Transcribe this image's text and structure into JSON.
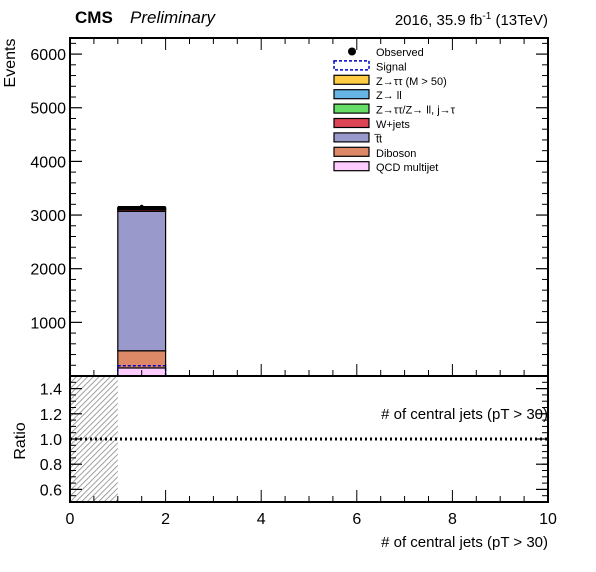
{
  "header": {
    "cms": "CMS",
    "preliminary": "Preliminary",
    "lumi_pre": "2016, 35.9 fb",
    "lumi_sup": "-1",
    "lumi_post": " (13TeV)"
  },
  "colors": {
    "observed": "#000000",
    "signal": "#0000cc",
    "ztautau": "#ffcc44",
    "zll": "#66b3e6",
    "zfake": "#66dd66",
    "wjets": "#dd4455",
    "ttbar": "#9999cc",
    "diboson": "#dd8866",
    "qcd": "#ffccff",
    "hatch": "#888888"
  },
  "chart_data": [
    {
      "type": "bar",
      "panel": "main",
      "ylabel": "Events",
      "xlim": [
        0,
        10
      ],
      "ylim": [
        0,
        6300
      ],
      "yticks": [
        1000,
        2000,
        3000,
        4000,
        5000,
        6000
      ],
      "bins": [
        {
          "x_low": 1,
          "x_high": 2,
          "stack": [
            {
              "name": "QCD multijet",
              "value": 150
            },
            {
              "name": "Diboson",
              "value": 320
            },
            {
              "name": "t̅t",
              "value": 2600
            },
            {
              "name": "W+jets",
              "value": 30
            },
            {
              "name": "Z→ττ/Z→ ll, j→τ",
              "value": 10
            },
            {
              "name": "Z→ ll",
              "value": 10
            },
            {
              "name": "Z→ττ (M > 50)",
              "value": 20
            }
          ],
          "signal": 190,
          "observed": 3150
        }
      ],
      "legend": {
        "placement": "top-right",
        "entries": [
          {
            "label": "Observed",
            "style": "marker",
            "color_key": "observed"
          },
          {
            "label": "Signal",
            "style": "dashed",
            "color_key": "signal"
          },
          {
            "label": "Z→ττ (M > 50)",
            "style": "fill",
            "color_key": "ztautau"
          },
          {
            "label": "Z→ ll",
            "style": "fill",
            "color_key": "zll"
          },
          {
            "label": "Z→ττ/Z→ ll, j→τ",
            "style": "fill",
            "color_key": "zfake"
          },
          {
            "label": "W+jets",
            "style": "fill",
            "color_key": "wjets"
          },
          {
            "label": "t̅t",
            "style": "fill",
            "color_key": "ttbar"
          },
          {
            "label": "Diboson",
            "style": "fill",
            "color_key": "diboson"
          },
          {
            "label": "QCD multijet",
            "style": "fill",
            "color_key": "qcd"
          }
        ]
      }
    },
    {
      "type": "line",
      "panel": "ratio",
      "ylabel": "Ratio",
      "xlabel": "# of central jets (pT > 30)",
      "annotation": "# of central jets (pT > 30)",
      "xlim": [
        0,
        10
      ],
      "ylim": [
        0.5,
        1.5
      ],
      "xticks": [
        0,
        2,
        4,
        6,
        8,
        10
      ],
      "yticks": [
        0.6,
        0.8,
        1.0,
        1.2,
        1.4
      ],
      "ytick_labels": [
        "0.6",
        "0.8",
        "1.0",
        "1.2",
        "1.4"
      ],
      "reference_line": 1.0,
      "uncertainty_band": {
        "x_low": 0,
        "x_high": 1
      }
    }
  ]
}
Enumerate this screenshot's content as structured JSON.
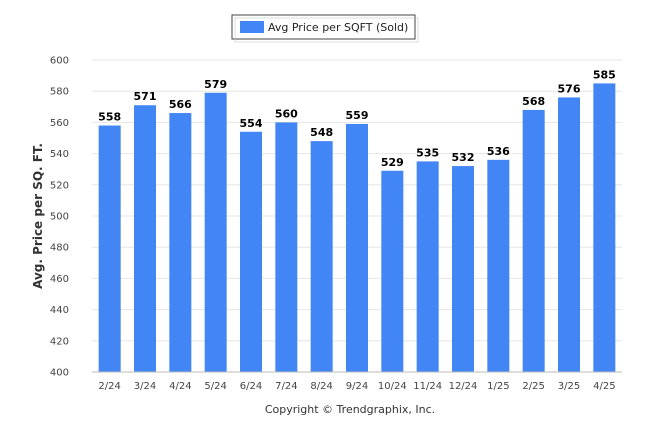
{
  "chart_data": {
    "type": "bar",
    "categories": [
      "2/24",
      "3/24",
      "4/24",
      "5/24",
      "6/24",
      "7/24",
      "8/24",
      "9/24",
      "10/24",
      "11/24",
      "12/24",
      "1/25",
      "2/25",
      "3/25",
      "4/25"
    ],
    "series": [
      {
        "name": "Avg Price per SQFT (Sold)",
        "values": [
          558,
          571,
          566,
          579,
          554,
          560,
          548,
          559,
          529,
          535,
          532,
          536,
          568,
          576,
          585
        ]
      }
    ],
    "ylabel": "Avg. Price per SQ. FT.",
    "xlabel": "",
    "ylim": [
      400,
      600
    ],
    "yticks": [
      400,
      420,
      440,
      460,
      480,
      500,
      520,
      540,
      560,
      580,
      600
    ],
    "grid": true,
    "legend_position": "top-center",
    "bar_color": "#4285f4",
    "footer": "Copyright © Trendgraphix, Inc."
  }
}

→ Problem
The pictures should not appear in the copy; every other part of the records above must be returned exactly.

→ Written response
Transcribe this image's text and structure into JSON.
{
  "header": {
    "cms": "CMS",
    "preliminary": "Preliminary",
    "lumi_pre": "2016, 35.9 fb",
    "lumi_sup": "-1",
    "lumi_post": " (13TeV)"
  },
  "colors": {
    "observed": "#000000",
    "signal": "#0000cc",
    "ztautau": "#ffcc44",
    "zll": "#66b3e6",
    "zfake": "#66dd66",
    "wjets": "#dd4455",
    "ttbar": "#9999cc",
    "diboson": "#dd8866",
    "qcd": "#ffccff",
    "hatch": "#888888"
  },
  "chart_data": [
    {
      "type": "bar",
      "panel": "main",
      "ylabel": "Events",
      "xlim": [
        0,
        10
      ],
      "ylim": [
        0,
        6300
      ],
      "yticks": [
        1000,
        2000,
        3000,
        4000,
        5000,
        6000
      ],
      "bins": [
        {
          "x_low": 1,
          "x_high": 2,
          "stack": [
            {
              "name": "QCD multijet",
              "value": 150
            },
            {
              "name": "Diboson",
              "value": 320
            },
            {
              "name": "t̅t",
              "value": 2600
            },
            {
              "name": "W+jets",
              "value": 30
            },
            {
              "name": "Z→ττ/Z→ ll, j→τ",
              "value": 10
            },
            {
              "name": "Z→ ll",
              "value": 10
            },
            {
              "name": "Z→ττ (M > 50)",
              "value": 20
            }
          ],
          "signal": 190,
          "observed": 3150
        }
      ],
      "legend": {
        "placement": "top-right",
        "entries": [
          {
            "label": "Observed",
            "style": "marker",
            "color_key": "observed"
          },
          {
            "label": "Signal",
            "style": "dashed",
            "color_key": "signal"
          },
          {
            "label": "Z→ττ (M > 50)",
            "style": "fill",
            "color_key": "ztautau"
          },
          {
            "label": "Z→ ll",
            "style": "fill",
            "color_key": "zll"
          },
          {
            "label": "Z→ττ/Z→ ll, j→τ",
            "style": "fill",
            "color_key": "zfake"
          },
          {
            "label": "W+jets",
            "style": "fill",
            "color_key": "wjets"
          },
          {
            "label": "t̅t",
            "style": "fill",
            "color_key": "ttbar"
          },
          {
            "label": "Diboson",
            "style": "fill",
            "color_key": "diboson"
          },
          {
            "label": "QCD multijet",
            "style": "fill",
            "color_key": "qcd"
          }
        ]
      }
    },
    {
      "type": "line",
      "panel": "ratio",
      "ylabel": "Ratio",
      "xlabel": "# of central jets (pT > 30)",
      "annotation": "# of central jets (pT > 30)",
      "xlim": [
        0,
        10
      ],
      "ylim": [
        0.5,
        1.5
      ],
      "xticks": [
        0,
        2,
        4,
        6,
        8,
        10
      ],
      "yticks": [
        0.6,
        0.8,
        1.0,
        1.2,
        1.4
      ],
      "ytick_labels": [
        "0.6",
        "0.8",
        "1.0",
        "1.2",
        "1.4"
      ],
      "reference_line": 1.0,
      "uncertainty_band": {
        "x_low": 0,
        "x_high": 1
      }
    }
  ]
}
Enumerate this screenshot's content as structured JSON.
{
  "chart_data": {
    "type": "bar",
    "categories": [
      "2/24",
      "3/24",
      "4/24",
      "5/24",
      "6/24",
      "7/24",
      "8/24",
      "9/24",
      "10/24",
      "11/24",
      "12/24",
      "1/25",
      "2/25",
      "3/25",
      "4/25"
    ],
    "series": [
      {
        "name": "Avg Price per SQFT (Sold)",
        "values": [
          558,
          571,
          566,
          579,
          554,
          560,
          548,
          559,
          529,
          535,
          532,
          536,
          568,
          576,
          585
        ]
      }
    ],
    "ylabel": "Avg. Price per SQ. FT.",
    "xlabel": "",
    "ylim": [
      400,
      600
    ],
    "yticks": [
      400,
      420,
      440,
      460,
      480,
      500,
      520,
      540,
      560,
      580,
      600
    ],
    "grid": true,
    "legend_position": "top-center",
    "bar_color": "#4285f4",
    "footer": "Copyright © Trendgraphix, Inc."
  }
}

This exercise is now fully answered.